Layout element entries:
· · · ·
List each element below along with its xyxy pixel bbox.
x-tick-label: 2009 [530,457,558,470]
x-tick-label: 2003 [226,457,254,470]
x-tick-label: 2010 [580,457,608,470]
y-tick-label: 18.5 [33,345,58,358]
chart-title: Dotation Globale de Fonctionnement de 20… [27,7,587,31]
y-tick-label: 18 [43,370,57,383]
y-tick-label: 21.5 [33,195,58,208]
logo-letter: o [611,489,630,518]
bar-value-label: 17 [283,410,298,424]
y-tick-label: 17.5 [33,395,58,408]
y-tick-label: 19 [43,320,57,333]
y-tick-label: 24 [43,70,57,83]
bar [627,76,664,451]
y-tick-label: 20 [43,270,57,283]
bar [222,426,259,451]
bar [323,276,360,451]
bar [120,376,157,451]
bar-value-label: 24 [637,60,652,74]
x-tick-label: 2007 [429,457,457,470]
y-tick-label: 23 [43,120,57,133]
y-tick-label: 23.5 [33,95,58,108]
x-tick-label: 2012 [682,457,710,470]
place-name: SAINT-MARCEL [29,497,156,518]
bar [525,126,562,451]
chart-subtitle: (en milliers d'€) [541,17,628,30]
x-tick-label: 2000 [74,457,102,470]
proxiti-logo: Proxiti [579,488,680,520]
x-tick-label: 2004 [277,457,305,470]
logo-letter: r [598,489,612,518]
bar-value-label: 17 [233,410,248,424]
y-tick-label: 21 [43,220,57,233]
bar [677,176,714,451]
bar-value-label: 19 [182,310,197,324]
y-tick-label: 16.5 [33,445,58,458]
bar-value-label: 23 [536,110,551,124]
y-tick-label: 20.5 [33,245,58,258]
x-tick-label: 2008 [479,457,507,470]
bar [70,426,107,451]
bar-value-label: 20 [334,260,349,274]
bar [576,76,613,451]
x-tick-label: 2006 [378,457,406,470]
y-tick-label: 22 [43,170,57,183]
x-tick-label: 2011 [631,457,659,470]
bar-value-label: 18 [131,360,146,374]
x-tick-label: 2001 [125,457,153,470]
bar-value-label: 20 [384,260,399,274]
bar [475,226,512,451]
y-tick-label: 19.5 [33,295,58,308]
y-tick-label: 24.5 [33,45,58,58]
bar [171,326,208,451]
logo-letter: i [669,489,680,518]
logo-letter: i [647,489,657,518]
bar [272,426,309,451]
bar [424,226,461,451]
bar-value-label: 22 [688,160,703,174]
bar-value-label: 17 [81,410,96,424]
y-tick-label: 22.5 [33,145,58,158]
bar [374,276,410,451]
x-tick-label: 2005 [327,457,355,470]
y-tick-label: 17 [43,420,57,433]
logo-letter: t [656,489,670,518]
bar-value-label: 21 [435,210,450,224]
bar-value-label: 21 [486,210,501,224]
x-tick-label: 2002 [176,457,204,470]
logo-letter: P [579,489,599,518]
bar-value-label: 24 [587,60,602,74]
· · · ·
_Description of the task_. Rewrite the records above, substituting "value-label" for every "bar-value-label" and keeping everything else the same.

_Output for this task_.
List each element below along with its xyxy pixel bbox.
x-tick-label: 2009 [530,457,558,470]
x-tick-label: 2003 [226,457,254,470]
x-tick-label: 2010 [580,457,608,470]
y-tick-label: 18.5 [33,345,58,358]
chart-title: Dotation Globale de Fonctionnement de 20… [27,7,587,31]
y-tick-label: 18 [43,370,57,383]
y-tick-label: 21.5 [33,195,58,208]
logo-letter: o [611,489,630,518]
value-label: 17 [283,410,298,424]
y-tick-label: 17.5 [33,395,58,408]
y-tick-label: 19 [43,320,57,333]
y-tick-label: 24 [43,70,57,83]
bar [627,76,664,451]
y-tick-label: 20 [43,270,57,283]
bar [222,426,259,451]
bar [323,276,360,451]
bar [120,376,157,451]
value-label: 24 [637,60,652,74]
x-tick-label: 2007 [429,457,457,470]
y-tick-label: 23 [43,120,57,133]
y-tick-label: 23.5 [33,95,58,108]
x-tick-label: 2012 [682,457,710,470]
place-name: SAINT-MARCEL [29,497,156,518]
bar [525,126,562,451]
chart-subtitle: (en milliers d'€) [541,17,628,30]
x-tick-label: 2000 [74,457,102,470]
proxiti-logo: Proxiti [579,488,680,520]
x-tick-label: 2004 [277,457,305,470]
logo-letter: r [598,489,612,518]
value-label: 17 [233,410,248,424]
y-tick-label: 21 [43,220,57,233]
bar [677,176,714,451]
value-label: 19 [182,310,197,324]
y-tick-label: 16.5 [33,445,58,458]
value-label: 23 [536,110,551,124]
y-tick-label: 20.5 [33,245,58,258]
x-tick-label: 2008 [479,457,507,470]
bar [70,426,107,451]
value-label: 20 [334,260,349,274]
bar [576,76,613,451]
x-tick-label: 2006 [378,457,406,470]
y-tick-label: 22 [43,170,57,183]
x-tick-label: 2011 [631,457,659,470]
value-label: 18 [131,360,146,374]
x-tick-label: 2001 [125,457,153,470]
value-label: 20 [384,260,399,274]
bar [475,226,512,451]
y-tick-label: 19.5 [33,295,58,308]
y-tick-label: 24.5 [33,45,58,58]
bar [171,326,208,451]
logo-letter: i [669,489,680,518]
logo-letter: i [647,489,657,518]
bar [272,426,309,451]
bar [424,226,461,451]
value-label: 22 [688,160,703,174]
value-label: 17 [81,410,96,424]
y-tick-label: 22.5 [33,145,58,158]
bar [374,276,410,451]
x-tick-label: 2005 [327,457,355,470]
y-tick-label: 17 [43,420,57,433]
logo-letter: t [656,489,670,518]
value-label: 21 [435,210,450,224]
value-label: 21 [486,210,501,224]
x-tick-label: 2002 [176,457,204,470]
logo-letter: P [579,489,599,518]
value-label: 24 [587,60,602,74]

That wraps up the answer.